## INFORMATION GIVEN

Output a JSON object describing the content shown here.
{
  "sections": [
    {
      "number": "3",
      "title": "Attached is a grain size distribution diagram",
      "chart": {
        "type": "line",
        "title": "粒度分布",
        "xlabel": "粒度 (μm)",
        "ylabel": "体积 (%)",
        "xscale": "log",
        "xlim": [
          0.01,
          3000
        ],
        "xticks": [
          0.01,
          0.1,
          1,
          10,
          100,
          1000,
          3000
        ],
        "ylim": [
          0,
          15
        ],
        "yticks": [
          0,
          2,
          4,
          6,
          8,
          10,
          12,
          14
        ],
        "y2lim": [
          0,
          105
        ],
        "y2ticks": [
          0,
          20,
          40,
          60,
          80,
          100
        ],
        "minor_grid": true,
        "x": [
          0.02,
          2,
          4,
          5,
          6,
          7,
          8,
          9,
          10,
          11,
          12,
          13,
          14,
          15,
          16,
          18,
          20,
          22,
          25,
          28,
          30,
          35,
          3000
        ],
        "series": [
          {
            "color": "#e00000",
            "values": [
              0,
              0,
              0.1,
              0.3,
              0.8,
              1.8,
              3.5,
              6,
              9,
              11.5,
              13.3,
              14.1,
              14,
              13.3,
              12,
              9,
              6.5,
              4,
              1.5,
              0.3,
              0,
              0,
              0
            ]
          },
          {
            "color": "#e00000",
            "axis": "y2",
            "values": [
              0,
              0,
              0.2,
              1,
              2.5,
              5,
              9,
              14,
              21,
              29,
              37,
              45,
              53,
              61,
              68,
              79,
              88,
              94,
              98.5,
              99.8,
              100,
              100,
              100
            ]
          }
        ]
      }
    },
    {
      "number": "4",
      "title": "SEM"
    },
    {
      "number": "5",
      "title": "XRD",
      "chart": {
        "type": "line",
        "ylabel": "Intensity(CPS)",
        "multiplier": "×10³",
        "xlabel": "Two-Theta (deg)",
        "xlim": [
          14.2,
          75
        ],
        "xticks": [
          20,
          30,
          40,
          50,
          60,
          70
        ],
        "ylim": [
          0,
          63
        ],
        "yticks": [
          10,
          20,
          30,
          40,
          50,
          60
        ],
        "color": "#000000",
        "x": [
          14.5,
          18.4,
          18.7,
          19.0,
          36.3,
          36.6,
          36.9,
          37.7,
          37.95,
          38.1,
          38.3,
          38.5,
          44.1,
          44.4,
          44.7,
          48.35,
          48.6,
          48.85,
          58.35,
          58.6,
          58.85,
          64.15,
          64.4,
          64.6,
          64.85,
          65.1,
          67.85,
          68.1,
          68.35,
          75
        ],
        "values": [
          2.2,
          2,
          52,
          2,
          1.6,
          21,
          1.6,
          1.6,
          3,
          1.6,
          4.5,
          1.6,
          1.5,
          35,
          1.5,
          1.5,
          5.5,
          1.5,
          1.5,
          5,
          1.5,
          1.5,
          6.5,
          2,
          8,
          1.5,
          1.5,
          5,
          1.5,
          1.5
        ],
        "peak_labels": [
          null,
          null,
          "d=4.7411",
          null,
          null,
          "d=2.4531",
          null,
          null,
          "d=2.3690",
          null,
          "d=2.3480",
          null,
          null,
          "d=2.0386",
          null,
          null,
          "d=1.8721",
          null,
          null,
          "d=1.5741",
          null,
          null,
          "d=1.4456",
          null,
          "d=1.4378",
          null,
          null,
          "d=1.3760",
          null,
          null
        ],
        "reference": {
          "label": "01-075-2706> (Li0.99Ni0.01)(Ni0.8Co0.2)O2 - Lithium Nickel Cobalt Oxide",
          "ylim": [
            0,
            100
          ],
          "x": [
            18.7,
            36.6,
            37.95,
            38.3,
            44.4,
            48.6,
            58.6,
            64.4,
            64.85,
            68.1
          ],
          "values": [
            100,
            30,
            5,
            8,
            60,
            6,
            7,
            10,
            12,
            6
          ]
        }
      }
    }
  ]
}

## SHORT EXERCISE
Emit the records above again, exactly, with no line skipped.

## TASK ANSWER
Output a JSON object describing the content shown here.
{
  "sections": [
    {
      "number": "3",
      "title": "Attached is a grain size distribution diagram",
      "chart": {
        "type": "line",
        "title": "粒度分布",
        "xlabel": "粒度 (μm)",
        "ylabel": "体积 (%)",
        "xscale": "log",
        "xlim": [
          0.01,
          3000
        ],
        "xticks": [
          0.01,
          0.1,
          1,
          10,
          100,
          1000,
          3000
        ],
        "ylim": [
          0,
          15
        ],
        "yticks": [
          0,
          2,
          4,
          6,
          8,
          10,
          12,
          14
        ],
        "y2lim": [
          0,
          105
        ],
        "y2ticks": [
          0,
          20,
          40,
          60,
          80,
          100
        ],
        "minor_grid": true,
        "x": [
          0.02,
          2,
          4,
          5,
          6,
          7,
          8,
          9,
          10,
          11,
          12,
          13,
          14,
          15,
          16,
          18,
          20,
          22,
          25,
          28,
          30,
          35,
          3000
        ],
        "series": [
          {
            "color": "#e00000",
            "values": [
              0,
              0,
              0.1,
              0.3,
              0.8,
              1.8,
              3.5,
              6,
              9,
              11.5,
              13.3,
              14.1,
              14,
              13.3,
              12,
              9,
              6.5,
              4,
              1.5,
              0.3,
              0,
              0,
              0
            ]
          },
          {
            "color": "#e00000",
            "axis": "y2",
            "values": [
              0,
              0,
              0.2,
              1,
              2.5,
              5,
              9,
              14,
              21,
              29,
              37,
              45,
              53,
              61,
              68,
              79,
              88,
              94,
              98.5,
              99.8,
              100,
              100,
              100
            ]
          }
        ]
      }
    },
    {
      "number": "4",
      "title": "SEM"
    },
    {
      "number": "5",
      "title": "XRD",
      "chart": {
        "type": "line",
        "ylabel": "Intensity(CPS)",
        "multiplier": "×10³",
        "xlabel": "Two-Theta (deg)",
        "xlim": [
          14.2,
          75
        ],
        "xticks": [
          20,
          30,
          40,
          50,
          60,
          70
        ],
        "ylim": [
          0,
          63
        ],
        "yticks": [
          10,
          20,
          30,
          40,
          50,
          60
        ],
        "color": "#000000",
        "x": [
          14.5,
          18.4,
          18.7,
          19.0,
          36.3,
          36.6,
          36.9,
          37.7,
          37.95,
          38.1,
          38.3,
          38.5,
          44.1,
          44.4,
          44.7,
          48.35,
          48.6,
          48.85,
          58.35,
          58.6,
          58.85,
          64.15,
          64.4,
          64.6,
          64.85,
          65.1,
          67.85,
          68.1,
          68.35,
          75
        ],
        "values": [
          2.2,
          2,
          52,
          2,
          1.6,
          21,
          1.6,
          1.6,
          3,
          1.6,
          4.5,
          1.6,
          1.5,
          35,
          1.5,
          1.5,
          5.5,
          1.5,
          1.5,
          5,
          1.5,
          1.5,
          6.5,
          2,
          8,
          1.5,
          1.5,
          5,
          1.5,
          1.5
        ],
        "peak_labels": [
          null,
          null,
          "d=4.7411",
          null,
          null,
          "d=2.4531",
          null,
          null,
          "d=2.3690",
          null,
          "d=2.3480",
          null,
          null,
          "d=2.0386",
          null,
          null,
          "d=1.8721",
          null,
          null,
          "d=1.5741",
          null,
          null,
          "d=1.4456",
          null,
          "d=1.4378",
          null,
          null,
          "d=1.3760",
          null,
          null
        ],
        "reference": {
          "label": "01-075-2706> (Li0.99Ni0.01)(Ni0.8Co0.2)O2 - Lithium Nickel Cobalt Oxide",
          "ylim": [
            0,
            100
          ],
          "x": [
            18.7,
            36.6,
            37.95,
            38.3,
            44.4,
            48.6,
            58.6,
            64.4,
            64.85,
            68.1
          ],
          "values": [
            100,
            30,
            5,
            8,
            60,
            6,
            7,
            10,
            12,
            6
          ]
        }
      }
    }
  ]
}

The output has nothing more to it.